Task instructions
Repeat the whole listing exactly as written.

= = = =

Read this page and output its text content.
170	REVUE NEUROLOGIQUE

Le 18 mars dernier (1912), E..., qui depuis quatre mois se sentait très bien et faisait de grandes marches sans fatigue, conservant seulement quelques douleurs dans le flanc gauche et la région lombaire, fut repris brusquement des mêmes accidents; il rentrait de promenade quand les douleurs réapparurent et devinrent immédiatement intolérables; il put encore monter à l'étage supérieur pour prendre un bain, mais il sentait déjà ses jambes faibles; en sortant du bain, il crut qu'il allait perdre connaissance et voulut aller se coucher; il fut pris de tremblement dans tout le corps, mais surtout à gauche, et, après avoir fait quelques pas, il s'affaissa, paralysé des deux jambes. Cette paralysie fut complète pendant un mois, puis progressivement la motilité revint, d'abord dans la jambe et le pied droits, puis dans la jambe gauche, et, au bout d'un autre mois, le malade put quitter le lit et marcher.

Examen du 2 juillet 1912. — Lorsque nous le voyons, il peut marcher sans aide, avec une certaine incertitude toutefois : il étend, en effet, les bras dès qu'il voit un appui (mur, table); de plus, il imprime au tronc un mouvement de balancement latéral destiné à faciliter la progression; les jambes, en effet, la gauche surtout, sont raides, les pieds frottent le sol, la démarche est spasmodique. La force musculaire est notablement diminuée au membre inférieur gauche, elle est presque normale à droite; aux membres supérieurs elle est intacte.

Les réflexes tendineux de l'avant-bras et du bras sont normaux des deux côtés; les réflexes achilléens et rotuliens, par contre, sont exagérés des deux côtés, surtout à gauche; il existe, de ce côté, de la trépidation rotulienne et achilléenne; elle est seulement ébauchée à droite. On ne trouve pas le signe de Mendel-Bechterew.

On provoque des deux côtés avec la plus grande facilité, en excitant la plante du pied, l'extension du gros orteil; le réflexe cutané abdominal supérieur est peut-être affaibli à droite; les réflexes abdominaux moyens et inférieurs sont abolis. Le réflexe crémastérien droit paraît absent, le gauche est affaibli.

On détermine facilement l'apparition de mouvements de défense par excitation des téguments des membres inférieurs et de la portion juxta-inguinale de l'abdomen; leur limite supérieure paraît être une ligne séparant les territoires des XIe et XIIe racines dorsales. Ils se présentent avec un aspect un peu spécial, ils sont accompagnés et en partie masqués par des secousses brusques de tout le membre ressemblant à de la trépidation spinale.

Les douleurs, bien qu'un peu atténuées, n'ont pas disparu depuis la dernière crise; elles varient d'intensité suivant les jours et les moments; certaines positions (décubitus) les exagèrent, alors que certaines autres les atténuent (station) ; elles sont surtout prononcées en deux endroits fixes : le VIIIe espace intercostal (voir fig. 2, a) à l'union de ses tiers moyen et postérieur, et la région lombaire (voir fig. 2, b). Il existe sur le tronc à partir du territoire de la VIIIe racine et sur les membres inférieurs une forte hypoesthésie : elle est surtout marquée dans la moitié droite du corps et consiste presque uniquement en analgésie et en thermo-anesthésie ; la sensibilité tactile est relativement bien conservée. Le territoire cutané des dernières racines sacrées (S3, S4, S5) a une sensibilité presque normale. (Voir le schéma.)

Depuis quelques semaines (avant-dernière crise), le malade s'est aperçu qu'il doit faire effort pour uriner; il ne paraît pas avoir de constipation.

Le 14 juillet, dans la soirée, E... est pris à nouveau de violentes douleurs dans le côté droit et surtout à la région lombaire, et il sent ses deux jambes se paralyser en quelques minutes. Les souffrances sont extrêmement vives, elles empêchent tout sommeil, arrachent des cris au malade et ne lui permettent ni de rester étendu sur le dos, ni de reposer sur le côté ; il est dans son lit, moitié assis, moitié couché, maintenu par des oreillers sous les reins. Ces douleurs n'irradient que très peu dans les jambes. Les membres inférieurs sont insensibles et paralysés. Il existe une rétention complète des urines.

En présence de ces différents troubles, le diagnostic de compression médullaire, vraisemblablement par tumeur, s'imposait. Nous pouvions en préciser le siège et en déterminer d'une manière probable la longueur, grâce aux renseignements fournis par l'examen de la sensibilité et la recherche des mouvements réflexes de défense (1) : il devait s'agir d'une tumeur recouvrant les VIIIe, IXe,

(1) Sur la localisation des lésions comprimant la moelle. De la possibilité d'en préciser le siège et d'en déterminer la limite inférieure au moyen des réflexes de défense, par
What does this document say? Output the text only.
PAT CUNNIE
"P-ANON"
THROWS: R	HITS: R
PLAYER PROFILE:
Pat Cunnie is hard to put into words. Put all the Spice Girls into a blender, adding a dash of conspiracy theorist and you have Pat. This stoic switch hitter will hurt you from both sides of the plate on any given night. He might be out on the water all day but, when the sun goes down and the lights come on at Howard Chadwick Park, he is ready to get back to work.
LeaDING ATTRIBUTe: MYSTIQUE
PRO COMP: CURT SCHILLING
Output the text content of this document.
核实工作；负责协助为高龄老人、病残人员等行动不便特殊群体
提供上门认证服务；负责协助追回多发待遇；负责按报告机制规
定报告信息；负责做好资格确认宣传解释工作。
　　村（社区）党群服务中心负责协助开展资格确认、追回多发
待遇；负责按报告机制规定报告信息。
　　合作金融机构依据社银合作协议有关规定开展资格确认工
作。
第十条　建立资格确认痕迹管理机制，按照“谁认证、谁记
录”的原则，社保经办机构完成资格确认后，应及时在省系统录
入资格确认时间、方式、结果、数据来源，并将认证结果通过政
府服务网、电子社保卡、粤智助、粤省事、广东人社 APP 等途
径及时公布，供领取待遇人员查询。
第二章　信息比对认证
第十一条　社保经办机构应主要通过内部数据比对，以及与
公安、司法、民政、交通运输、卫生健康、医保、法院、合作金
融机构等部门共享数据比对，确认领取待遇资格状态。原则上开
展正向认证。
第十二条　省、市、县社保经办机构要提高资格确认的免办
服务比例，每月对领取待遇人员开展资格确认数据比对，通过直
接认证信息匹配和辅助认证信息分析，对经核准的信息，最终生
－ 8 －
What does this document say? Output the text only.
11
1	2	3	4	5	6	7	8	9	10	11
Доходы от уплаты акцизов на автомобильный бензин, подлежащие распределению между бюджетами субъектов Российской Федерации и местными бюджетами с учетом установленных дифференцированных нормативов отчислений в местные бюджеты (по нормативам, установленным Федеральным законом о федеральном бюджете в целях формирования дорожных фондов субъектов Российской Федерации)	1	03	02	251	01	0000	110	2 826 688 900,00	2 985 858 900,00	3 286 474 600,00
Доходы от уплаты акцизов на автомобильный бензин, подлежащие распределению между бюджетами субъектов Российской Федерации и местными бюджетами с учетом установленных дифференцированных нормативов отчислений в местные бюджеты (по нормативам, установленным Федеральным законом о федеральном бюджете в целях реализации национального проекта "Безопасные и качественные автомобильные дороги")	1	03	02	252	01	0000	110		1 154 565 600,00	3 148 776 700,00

= = = =

Task answer
Read this page and output its text content.
170	REVUE NEUROLOGIQUE

Le 18 mars dernier (1912), E..., qui depuis quatre mois se sentait très bien et faisait de grandes marches sans fatigue, conservant seulement quelques douleurs dans le flanc gauche et la région lombaire, fut repris brusquement des mêmes accidents; il rentrait de promenade quand les douleurs réapparurent et devinrent immédiatement intolérables; il put encore monter à l'étage supérieur pour prendre un bain, mais il sentait déjà ses jambes faibles; en sortant du bain, il crut qu'il allait perdre connaissance et voulut aller se coucher; il fut pris de tremblement dans tout le corps, mais surtout à gauche, et, après avoir fait quelques pas, il s'affaissa, paralysé des deux jambes. Cette paralysie fut complète pendant un mois, puis progressivement la motilité revint, d'abord dans la jambe et le pied droits, puis dans la jambe gauche, et, au bout d'un autre mois, le malade put quitter le lit et marcher.

Examen du 2 juillet 1912. — Lorsque nous le voyons, il peut marcher sans aide, avec une certaine incertitude toutefois : il étend, en effet, les bras dès qu'il voit un appui (mur, table); de plus, il imprime au tronc un mouvement de balancement latéral destiné à faciliter la progression; les jambes, en effet, la gauche surtout, sont raides, les pieds frottent le sol, la démarche est spasmodique. La force musculaire est notablement diminuée au membre inférieur gauche, elle est presque normale à droite; aux membres supérieurs elle est intacte.

Les réflexes tendineux de l'avant-bras et du bras sont normaux des deux côtés; les réflexes achilléens et rotuliens, par contre, sont exagérés des deux côtés, surtout à gauche; il existe, de ce côté, de la trépidation rotulienne et achilléenne; elle est seulement ébauchée à droite. On ne trouve pas le signe de Mendel-Bechterew.

On provoque des deux côtés avec la plus grande facilité, en excitant la plante du pied, l'extension du gros orteil; le réflexe cutané abdominal supérieur est peut-être affaibli à droite; les réflexes abdominaux moyens et inférieurs sont abolis. Le réflexe crémastérien droit paraît absent, le gauche est affaibli.

On détermine facilement l'apparition de mouvements de défense par excitation des téguments des membres inférieurs et de la portion juxta-inguinale de l'abdomen; leur limite supérieure paraît être une ligne séparant les territoires des XIe et XIIe racines dorsales. Ils se présentent avec un aspect un peu spécial, ils sont accompagnés et en partie masqués par des secousses brusques de tout le membre ressemblant à de la trépidation spinale.

Les douleurs, bien qu'un peu atténuées, n'ont pas disparu depuis la dernière crise; elles varient d'intensité suivant les jours et les moments; certaines positions (décubitus) les exagèrent, alors que certaines autres les atténuent (station) ; elles sont surtout prononcées en deux endroits fixes : le VIIIe espace intercostal (voir fig. 2, a) à l'union de ses tiers moyen et postérieur, et la région lombaire (voir fig. 2, b). Il existe sur le tronc à partir du territoire de la VIIIe racine et sur les membres inférieurs une forte hypoesthésie : elle est surtout marquée dans la moitié droite du corps et consiste presque uniquement en analgésie et en thermo-anesthésie ; la sensibilité tactile est relativement bien conservée. Le territoire cutané des dernières racines sacrées (S3, S4, S5) a une sensibilité presque normale. (Voir le schéma.)

Depuis quelques semaines (avant-dernière crise), le malade s'est aperçu qu'il doit faire effort pour uriner; il ne paraît pas avoir de constipation.

Le 14 juillet, dans la soirée, E... est pris à nouveau de violentes douleurs dans le côté droit et surtout à la région lombaire, et il sent ses deux jambes se paralyser en quelques minutes. Les souffrances sont extrêmement vives, elles empêchent tout sommeil, arrachent des cris au malade et ne lui permettent ni de rester étendu sur le dos, ni de reposer sur le côté ; il est dans son lit, moitié assis, moitié couché, maintenu par des oreillers sous les reins. Ces douleurs n'irradient que très peu dans les jambes. Les membres inférieurs sont insensibles et paralysés. Il existe une rétention complète des urines.

En présence de ces différents troubles, le diagnostic de compression médullaire, vraisemblablement par tumeur, s'imposait. Nous pouvions en préciser le siège et en déterminer d'une manière probable la longueur, grâce aux renseignements fournis par l'examen de la sensibilité et la recherche des mouvements réflexes de défense (1) : il devait s'agir d'une tumeur recouvrant les VIIIe, IXe,

(1) Sur la localisation des lésions comprimant la moelle. De la possibilité d'en préciser le siège et d'en déterminer la limite inférieure au moyen des réflexes de défense, par
What does this document say? Output the text only.
PAT CUNNIE
"P-ANON"
THROWS: R	HITS: R
PLAYER PROFILE:
Pat Cunnie is hard to put into words. Put all the Spice Girls into a blender, adding a dash of conspiracy theorist and you have Pat. This stoic switch hitter will hurt you from both sides of the plate on any given night. He might be out on the water all day but, when the sun goes down and the lights come on at Howard Chadwick Park, he is ready to get back to work.
LeaDING ATTRIBUTe: MYSTIQUE
PRO COMP: CURT SCHILLING
Output the text content of this document.
核实工作；负责协助为高龄老人、病残人员等行动不便特殊群体
提供上门认证服务；负责协助追回多发待遇；负责按报告机制规
定报告信息；负责做好资格确认宣传解释工作。
　　村（社区）党群服务中心负责协助开展资格确认、追回多发
待遇；负责按报告机制规定报告信息。
　　合作金融机构依据社银合作协议有关规定开展资格确认工
作。
第十条　建立资格确认痕迹管理机制，按照“谁认证、谁记
录”的原则，社保经办机构完成资格确认后，应及时在省系统录
入资格确认时间、方式、结果、数据来源，并将认证结果通过政
府服务网、电子社保卡、粤智助、粤省事、广东人社 APP 等途
径及时公布，供领取待遇人员查询。
第二章　信息比对认证
第十一条　社保经办机构应主要通过内部数据比对，以及与
公安、司法、民政、交通运输、卫生健康、医保、法院、合作金
融机构等部门共享数据比对，确认领取待遇资格状态。原则上开
展正向认证。
第十二条　省、市、县社保经办机构要提高资格确认的免办
服务比例，每月对领取待遇人员开展资格确认数据比对，通过直
接认证信息匹配和辅助认证信息分析，对经核准的信息，最终生
－ 8 －
What does this document say? Output the text only.
11
1	2	3	4	5	6	7	8	9	10	11
Доходы от уплаты акцизов на автомобильный бензин, подлежащие распределению между бюджетами субъектов Российской Федерации и местными бюджетами с учетом установленных дифференцированных нормативов отчислений в местные бюджеты (по нормативам, установленным Федеральным законом о федеральном бюджете в целях формирования дорожных фондов субъектов Российской Федерации)	1	03	02	251	01	0000	110	2 826 688 900,00	2 985 858 900,00	3 286 474 600,00
Доходы от уплаты акцизов на автомобильный бензин, подлежащие распределению между бюджетами субъектов Российской Федерации и местными бюджетами с учетом установленных дифференцированных нормативов отчислений в местные бюджеты (по нормативам, установленным Федеральным законом о федеральном бюджете в целях реализации национального проекта "Безопасные и качественные автомобильные дороги")	1	03	02	252	01	0000	110		1 154 565 600,00	3 148 776 700,00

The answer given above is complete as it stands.